Every entry should be repeated exactly. Omit the pictures.

---

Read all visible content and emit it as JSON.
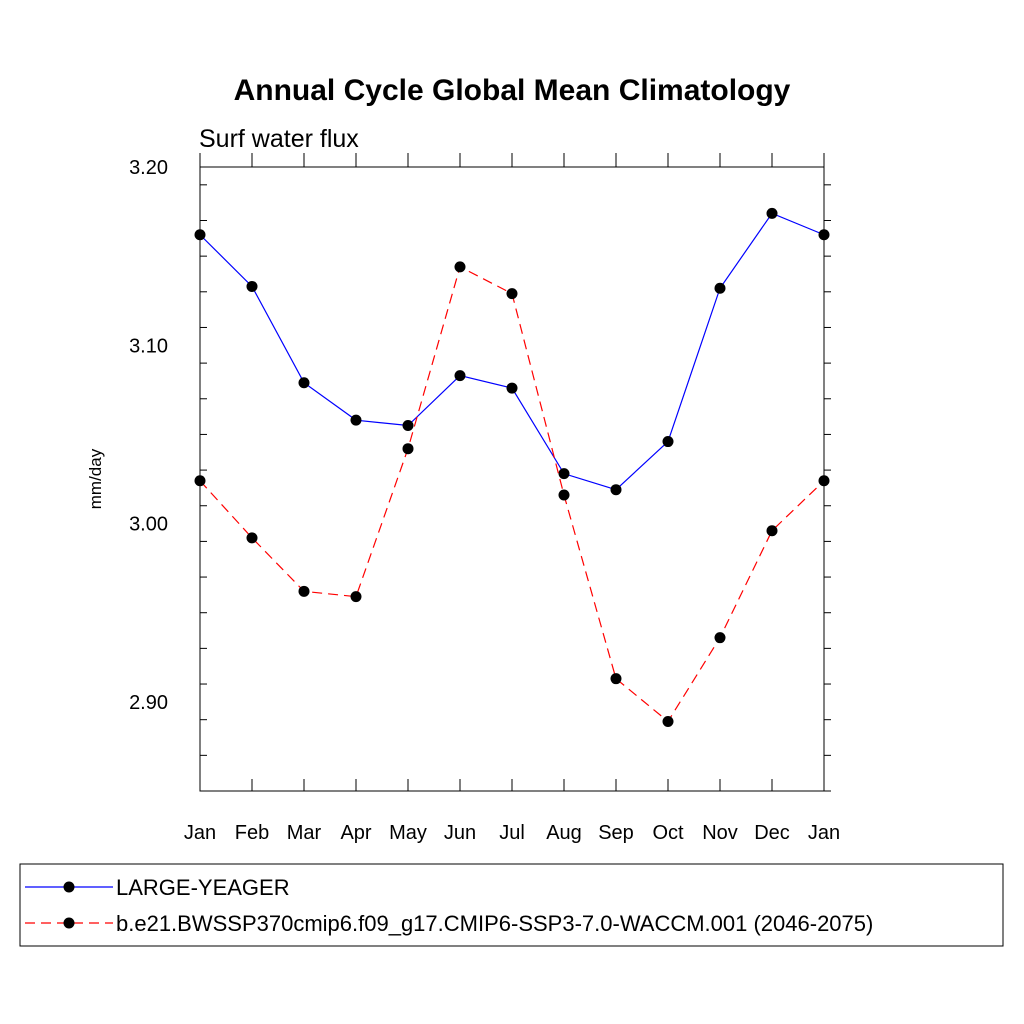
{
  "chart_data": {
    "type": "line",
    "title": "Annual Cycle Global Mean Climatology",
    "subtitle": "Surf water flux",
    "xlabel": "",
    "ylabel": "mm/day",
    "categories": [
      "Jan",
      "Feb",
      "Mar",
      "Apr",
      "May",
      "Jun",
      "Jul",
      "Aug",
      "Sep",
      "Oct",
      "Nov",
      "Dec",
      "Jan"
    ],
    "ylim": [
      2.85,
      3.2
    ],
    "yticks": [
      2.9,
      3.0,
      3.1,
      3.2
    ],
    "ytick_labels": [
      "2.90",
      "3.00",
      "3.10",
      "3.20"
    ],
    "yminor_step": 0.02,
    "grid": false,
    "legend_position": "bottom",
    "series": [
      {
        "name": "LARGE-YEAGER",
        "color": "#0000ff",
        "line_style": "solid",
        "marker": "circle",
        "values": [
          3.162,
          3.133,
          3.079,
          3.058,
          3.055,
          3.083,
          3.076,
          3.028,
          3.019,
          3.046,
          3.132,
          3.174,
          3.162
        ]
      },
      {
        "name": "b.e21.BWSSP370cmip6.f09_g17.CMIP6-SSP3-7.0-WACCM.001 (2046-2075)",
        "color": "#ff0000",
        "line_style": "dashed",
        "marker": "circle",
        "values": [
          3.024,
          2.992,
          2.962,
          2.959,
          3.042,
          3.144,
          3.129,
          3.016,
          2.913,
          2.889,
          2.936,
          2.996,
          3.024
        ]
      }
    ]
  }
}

---

Written response:
Read all visible content and emit it as JSON.
{
  "chart_data": {
    "type": "line",
    "title": "Annual Cycle Global Mean Climatology",
    "subtitle": "Surf water flux",
    "xlabel": "",
    "ylabel": "mm/day",
    "categories": [
      "Jan",
      "Feb",
      "Mar",
      "Apr",
      "May",
      "Jun",
      "Jul",
      "Aug",
      "Sep",
      "Oct",
      "Nov",
      "Dec",
      "Jan"
    ],
    "ylim": [
      2.85,
      3.2
    ],
    "yticks": [
      2.9,
      3.0,
      3.1,
      3.2
    ],
    "ytick_labels": [
      "2.90",
      "3.00",
      "3.10",
      "3.20"
    ],
    "yminor_step": 0.02,
    "grid": false,
    "legend_position": "bottom",
    "series": [
      {
        "name": "LARGE-YEAGER",
        "color": "#0000ff",
        "line_style": "solid",
        "marker": "circle",
        "values": [
          3.162,
          3.133,
          3.079,
          3.058,
          3.055,
          3.083,
          3.076,
          3.028,
          3.019,
          3.046,
          3.132,
          3.174,
          3.162
        ]
      },
      {
        "name": "b.e21.BWSSP370cmip6.f09_g17.CMIP6-SSP3-7.0-WACCM.001 (2046-2075)",
        "color": "#ff0000",
        "line_style": "dashed",
        "marker": "circle",
        "values": [
          3.024,
          2.992,
          2.962,
          2.959,
          3.042,
          3.144,
          3.129,
          3.016,
          2.913,
          2.889,
          2.936,
          2.996,
          3.024
        ]
      }
    ]
  }
}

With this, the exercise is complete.